▸ **GOAL OF THE EXERCISE**
Decide whether each statement below agrees with the text on sleep arousal in enuretic children, answering yes or no and quoting the deciding words of the text. 1. In the study by Wolfish et al, tones of 110 dB were sounded through inserts placed in each child's ears. 2. In the final third of the night, most of the enuretic boys were arousable. 3. The three main features of nocturnal enuresis all mature at the same rate.

▸ **DOCUMENT SECTION**
□ □ □ □ □ □ □
Comparison of infant, enuretic and adult sleep/arousal patterns (rapid eye movement versus nonrapid eye movement)
Arousability plays a pivotal role in the enuretic child. Wolfish et al (18) compared the arousability of enuretic boys to age matched controls by placing inserts into the ears of each child and sounding tones of 110 dB. In the first third of the night, only 3% of the enuretic boys were arousable. This increased to 12% in the second third and 18% in the final third, compared with controls who awoke 61% of the time. Enuretic episodes were inversely proportionate to the arousability. This study demonstrated the nonarousability of enuretic children and showed that as many as 40% of night dry normal controls were difficult to arouse.
CONCLUSIONS
Three main features are central to the presence of nocturnal enuresis: the initiation of spontaneous bladder contractions when the functional bladder capacity is exceeded, excessive nocturnal bladder volume (urine production) and the failure to arouse to these stimuli. Each one is subject to maturation, but may do so at varying rates. A child may have any one or all of these features and not be enuretic, depending on the severity and mix or maturational lag. Thus, children may demonstrate a variety of clinical manifestations, including daytime frequency and urgency, nocturia (but may be night dry if they are arousable), enuresis of either subtype, or more commonly, a mixture of the two subtypes, diurnal enuresis, or secondary enuresis. The end result is dependent on the mix of the various factors and their severities.
□ □ □ □ □ □ □
Collected data entries
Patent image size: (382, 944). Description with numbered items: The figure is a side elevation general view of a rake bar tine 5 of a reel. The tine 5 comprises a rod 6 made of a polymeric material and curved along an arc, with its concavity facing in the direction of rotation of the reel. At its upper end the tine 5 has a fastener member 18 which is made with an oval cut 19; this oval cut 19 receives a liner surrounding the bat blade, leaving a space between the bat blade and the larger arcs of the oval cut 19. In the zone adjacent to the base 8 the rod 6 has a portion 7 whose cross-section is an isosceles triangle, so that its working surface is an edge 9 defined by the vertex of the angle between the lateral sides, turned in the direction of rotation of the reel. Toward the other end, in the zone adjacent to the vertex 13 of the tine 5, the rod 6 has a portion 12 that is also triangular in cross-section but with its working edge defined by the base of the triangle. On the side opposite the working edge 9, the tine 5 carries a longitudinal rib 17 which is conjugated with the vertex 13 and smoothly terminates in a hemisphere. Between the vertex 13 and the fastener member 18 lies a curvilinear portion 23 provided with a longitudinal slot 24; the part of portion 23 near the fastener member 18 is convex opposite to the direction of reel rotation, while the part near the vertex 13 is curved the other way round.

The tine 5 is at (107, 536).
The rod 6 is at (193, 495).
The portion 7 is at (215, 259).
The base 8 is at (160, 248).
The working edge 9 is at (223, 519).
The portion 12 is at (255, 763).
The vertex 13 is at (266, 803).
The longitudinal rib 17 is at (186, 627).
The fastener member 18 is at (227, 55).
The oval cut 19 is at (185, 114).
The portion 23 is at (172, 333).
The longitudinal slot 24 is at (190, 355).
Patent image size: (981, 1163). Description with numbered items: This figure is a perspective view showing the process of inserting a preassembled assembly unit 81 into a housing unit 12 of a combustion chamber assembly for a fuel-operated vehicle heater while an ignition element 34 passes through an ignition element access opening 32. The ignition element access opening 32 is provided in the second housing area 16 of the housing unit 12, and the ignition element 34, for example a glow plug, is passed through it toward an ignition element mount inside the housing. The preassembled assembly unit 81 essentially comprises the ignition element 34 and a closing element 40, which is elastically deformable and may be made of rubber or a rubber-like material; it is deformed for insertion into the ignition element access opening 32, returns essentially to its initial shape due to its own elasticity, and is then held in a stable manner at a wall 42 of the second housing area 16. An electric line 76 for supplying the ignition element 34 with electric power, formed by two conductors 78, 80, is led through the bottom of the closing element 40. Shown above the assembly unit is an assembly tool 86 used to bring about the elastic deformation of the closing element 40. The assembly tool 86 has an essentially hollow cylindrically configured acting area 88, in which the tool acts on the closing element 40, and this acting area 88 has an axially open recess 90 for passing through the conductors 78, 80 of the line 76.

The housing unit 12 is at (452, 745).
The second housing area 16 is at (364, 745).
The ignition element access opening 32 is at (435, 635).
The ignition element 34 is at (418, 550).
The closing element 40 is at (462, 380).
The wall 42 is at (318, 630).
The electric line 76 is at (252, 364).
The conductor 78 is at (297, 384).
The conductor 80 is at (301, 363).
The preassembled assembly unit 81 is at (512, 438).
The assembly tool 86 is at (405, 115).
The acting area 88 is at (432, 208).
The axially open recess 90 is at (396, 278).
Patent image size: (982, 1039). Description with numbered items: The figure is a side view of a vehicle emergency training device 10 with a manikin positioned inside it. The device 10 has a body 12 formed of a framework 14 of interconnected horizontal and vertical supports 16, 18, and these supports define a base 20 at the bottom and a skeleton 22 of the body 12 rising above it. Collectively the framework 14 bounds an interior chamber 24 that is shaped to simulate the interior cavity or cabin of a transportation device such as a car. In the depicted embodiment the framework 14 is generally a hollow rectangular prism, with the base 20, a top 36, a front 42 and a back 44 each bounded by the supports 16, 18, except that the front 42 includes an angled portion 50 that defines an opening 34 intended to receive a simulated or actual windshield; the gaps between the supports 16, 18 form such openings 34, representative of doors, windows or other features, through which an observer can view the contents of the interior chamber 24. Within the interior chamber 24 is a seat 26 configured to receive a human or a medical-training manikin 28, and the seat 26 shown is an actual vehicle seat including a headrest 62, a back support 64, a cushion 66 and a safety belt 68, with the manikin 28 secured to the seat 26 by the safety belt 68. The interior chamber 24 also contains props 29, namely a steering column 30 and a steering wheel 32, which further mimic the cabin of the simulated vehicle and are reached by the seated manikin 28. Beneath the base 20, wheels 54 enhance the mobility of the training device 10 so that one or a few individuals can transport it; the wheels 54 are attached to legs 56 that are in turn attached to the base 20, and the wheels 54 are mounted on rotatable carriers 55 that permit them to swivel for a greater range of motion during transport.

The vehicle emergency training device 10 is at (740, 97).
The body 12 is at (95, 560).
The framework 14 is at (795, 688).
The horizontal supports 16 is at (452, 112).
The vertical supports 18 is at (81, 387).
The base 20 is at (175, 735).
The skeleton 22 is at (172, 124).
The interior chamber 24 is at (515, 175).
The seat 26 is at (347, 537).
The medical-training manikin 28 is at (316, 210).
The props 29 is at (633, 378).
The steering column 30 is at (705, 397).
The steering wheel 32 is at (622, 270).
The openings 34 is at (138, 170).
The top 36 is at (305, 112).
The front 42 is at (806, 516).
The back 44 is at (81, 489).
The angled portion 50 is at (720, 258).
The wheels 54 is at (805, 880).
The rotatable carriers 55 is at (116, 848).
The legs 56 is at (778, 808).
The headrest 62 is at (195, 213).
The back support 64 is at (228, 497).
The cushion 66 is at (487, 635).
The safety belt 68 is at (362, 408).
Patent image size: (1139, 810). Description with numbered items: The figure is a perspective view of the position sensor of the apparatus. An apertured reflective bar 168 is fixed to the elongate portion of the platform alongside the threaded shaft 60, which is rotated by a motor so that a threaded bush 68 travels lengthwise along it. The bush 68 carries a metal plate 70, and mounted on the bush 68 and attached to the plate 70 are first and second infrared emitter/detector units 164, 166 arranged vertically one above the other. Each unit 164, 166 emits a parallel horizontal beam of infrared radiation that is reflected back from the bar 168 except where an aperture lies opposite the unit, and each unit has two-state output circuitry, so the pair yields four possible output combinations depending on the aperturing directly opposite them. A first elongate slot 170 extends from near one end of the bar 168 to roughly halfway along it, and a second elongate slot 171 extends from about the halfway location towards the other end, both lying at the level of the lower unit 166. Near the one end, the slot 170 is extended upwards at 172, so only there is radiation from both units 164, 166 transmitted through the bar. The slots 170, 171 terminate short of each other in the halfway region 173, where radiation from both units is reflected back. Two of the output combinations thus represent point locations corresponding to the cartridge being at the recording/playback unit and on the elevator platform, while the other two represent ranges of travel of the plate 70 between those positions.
□ □ □ □ □ □ □
▸ **EXERCISE SOLUTION**
1. Yes: "placing inserts into the ears of each child and sounding tones of 110 dB"
2. No: "18% in the final third"
3. No: "Each one is subject to maturation, but may do so at varying rates."